BEGIN

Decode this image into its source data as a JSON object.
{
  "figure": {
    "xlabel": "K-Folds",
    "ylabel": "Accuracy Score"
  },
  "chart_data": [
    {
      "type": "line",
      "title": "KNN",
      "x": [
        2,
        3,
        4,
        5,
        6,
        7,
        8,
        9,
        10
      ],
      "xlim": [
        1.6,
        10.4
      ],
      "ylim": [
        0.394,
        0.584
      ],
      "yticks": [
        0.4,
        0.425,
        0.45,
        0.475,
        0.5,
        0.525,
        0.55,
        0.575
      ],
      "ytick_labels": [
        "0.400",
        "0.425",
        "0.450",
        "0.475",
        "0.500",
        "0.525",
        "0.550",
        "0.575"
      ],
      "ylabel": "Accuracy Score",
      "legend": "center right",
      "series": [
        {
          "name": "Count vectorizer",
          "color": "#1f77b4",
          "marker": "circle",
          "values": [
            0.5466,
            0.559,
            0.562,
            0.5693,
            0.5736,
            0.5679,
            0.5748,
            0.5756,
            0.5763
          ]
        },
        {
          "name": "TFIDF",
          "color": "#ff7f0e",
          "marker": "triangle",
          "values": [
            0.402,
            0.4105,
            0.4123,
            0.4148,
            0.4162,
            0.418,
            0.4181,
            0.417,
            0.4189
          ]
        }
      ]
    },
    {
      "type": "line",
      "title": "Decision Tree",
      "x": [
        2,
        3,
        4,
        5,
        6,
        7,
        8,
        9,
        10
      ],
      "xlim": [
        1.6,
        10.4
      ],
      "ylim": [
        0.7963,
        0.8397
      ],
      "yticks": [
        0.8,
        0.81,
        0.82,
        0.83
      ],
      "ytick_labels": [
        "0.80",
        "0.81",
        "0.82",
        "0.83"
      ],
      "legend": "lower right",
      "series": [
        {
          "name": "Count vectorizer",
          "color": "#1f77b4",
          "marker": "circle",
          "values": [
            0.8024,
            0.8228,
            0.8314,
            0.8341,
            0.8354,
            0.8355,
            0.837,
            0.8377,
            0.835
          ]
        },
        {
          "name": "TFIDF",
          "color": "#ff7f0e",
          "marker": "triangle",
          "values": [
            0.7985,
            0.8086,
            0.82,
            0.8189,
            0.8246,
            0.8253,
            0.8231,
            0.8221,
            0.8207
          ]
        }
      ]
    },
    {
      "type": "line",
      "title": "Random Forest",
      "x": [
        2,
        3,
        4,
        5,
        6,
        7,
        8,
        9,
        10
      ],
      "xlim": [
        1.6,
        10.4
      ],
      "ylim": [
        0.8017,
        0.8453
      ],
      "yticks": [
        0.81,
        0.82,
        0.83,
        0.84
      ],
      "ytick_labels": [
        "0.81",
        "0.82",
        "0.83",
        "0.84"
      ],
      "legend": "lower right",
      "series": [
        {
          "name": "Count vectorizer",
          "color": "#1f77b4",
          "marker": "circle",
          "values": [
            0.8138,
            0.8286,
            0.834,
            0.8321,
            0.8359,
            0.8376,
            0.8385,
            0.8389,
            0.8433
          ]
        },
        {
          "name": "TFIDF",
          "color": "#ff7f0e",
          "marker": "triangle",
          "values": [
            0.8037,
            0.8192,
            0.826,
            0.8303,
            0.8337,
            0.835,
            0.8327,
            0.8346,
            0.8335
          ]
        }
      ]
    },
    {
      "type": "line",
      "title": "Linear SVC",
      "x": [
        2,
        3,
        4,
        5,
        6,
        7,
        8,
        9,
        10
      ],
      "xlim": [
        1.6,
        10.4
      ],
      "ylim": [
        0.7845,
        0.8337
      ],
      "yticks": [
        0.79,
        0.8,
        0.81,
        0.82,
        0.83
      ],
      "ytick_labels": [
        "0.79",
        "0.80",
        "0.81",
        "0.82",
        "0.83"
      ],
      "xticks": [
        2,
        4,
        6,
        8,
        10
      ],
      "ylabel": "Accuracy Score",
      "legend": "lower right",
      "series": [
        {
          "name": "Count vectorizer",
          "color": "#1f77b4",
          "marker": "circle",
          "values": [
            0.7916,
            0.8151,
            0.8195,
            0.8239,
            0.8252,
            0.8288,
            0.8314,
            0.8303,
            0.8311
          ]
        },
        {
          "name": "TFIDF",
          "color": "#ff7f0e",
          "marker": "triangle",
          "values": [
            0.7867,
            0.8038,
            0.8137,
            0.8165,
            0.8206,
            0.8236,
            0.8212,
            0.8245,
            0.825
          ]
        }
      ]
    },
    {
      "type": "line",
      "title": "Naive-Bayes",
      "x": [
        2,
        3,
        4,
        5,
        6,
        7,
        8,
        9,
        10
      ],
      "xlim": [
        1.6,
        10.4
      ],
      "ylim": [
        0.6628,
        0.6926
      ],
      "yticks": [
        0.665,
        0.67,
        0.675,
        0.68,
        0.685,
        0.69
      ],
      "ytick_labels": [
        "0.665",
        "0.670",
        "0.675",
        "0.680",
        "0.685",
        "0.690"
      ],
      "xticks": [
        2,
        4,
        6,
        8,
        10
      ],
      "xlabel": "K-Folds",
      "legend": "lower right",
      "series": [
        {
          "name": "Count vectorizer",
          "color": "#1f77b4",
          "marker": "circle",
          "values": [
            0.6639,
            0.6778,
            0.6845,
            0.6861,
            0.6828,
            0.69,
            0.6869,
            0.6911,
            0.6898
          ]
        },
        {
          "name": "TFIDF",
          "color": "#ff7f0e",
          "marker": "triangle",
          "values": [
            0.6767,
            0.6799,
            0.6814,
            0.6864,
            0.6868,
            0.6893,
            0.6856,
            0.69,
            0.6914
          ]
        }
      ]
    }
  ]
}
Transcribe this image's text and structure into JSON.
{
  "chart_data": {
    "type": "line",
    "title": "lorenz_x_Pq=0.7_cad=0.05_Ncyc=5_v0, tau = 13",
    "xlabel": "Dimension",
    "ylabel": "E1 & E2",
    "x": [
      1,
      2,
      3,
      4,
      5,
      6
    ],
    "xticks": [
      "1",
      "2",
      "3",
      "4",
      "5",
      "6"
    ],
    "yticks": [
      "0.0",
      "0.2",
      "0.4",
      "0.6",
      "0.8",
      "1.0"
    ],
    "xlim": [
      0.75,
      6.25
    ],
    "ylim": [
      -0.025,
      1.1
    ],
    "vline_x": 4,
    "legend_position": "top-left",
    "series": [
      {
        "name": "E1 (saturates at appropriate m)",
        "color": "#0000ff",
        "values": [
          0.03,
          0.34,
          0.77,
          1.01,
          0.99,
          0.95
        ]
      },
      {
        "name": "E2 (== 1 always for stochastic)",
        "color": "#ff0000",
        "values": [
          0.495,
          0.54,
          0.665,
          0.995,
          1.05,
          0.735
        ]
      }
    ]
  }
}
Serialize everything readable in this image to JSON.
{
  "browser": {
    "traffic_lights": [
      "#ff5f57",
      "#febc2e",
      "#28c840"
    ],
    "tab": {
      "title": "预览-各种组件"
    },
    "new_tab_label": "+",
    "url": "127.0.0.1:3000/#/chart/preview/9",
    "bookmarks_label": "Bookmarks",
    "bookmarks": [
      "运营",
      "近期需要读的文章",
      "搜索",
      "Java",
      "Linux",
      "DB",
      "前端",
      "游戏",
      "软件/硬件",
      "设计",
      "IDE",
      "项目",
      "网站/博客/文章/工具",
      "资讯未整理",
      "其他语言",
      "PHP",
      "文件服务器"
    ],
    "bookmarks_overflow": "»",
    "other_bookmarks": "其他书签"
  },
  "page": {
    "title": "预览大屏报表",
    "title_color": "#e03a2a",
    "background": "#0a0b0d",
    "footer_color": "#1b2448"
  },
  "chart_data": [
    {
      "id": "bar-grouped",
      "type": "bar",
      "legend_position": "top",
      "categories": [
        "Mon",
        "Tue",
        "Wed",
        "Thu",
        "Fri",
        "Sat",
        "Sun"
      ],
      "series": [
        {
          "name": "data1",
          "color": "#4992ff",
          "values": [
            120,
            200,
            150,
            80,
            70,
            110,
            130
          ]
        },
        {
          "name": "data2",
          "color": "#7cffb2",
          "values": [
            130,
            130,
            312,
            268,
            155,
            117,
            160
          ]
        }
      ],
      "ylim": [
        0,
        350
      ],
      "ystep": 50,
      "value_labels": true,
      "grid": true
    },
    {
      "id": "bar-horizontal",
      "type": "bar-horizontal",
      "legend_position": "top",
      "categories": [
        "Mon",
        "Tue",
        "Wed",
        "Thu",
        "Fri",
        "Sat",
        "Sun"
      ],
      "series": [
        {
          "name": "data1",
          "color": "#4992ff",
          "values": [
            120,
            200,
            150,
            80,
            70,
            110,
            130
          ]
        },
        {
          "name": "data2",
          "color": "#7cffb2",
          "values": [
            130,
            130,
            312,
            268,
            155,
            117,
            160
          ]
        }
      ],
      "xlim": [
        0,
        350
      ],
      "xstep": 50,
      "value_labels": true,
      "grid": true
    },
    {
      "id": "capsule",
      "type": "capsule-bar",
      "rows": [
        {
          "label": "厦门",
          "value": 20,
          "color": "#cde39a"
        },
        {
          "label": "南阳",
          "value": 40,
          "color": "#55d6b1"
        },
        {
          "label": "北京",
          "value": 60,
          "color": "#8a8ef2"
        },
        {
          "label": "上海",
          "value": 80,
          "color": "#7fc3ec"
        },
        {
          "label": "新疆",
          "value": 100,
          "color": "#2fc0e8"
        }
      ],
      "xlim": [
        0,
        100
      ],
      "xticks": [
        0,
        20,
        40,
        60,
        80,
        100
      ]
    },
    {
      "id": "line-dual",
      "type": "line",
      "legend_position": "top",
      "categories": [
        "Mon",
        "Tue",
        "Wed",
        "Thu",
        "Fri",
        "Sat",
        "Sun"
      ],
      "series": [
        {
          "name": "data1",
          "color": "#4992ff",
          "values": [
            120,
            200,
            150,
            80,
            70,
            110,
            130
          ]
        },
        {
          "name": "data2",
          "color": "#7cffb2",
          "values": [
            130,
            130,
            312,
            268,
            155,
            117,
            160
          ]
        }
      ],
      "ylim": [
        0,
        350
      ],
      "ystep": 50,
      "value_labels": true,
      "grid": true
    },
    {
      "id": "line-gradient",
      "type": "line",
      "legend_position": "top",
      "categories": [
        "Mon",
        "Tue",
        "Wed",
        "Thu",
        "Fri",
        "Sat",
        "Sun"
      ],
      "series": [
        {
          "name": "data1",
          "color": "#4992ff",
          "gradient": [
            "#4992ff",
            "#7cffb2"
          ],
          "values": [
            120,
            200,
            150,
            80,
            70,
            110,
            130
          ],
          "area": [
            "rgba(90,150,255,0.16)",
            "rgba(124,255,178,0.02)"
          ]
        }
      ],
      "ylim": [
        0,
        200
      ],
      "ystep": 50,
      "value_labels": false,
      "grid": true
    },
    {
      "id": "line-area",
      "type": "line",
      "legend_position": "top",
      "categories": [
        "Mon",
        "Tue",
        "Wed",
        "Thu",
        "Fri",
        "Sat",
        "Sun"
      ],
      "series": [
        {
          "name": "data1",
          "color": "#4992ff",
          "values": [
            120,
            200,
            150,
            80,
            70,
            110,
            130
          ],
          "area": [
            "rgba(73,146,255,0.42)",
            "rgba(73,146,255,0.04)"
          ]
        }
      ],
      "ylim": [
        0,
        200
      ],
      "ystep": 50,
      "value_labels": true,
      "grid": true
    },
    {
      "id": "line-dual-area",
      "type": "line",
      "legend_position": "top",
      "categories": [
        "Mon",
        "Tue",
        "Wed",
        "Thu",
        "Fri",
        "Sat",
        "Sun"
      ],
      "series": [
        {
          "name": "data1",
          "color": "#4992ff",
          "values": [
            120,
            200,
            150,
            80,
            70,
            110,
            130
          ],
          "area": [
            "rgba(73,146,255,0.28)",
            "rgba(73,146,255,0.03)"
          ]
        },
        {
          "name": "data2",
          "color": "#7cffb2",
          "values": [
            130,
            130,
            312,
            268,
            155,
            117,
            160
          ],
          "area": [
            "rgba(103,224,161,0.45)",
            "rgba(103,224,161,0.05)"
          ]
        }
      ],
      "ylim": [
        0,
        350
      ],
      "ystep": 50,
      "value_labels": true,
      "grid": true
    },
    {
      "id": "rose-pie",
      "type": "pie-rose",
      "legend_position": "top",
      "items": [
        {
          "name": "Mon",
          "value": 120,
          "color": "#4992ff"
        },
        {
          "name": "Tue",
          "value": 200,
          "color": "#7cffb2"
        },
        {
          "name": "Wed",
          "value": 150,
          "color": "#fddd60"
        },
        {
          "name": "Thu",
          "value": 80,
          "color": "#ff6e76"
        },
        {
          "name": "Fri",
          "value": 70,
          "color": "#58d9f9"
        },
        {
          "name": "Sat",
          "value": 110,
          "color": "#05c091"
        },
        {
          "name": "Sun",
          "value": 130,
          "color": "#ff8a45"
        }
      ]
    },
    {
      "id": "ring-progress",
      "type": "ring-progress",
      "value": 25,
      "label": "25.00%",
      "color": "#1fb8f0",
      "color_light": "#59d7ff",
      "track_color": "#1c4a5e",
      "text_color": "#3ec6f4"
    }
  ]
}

END

Every line holding "image" should be copied out.

» OUTPUT:
Decode this image into its source data as a JSON object.
Transcribe this image's text and structure into JSON.
Serialize everything readable in this image to JSON.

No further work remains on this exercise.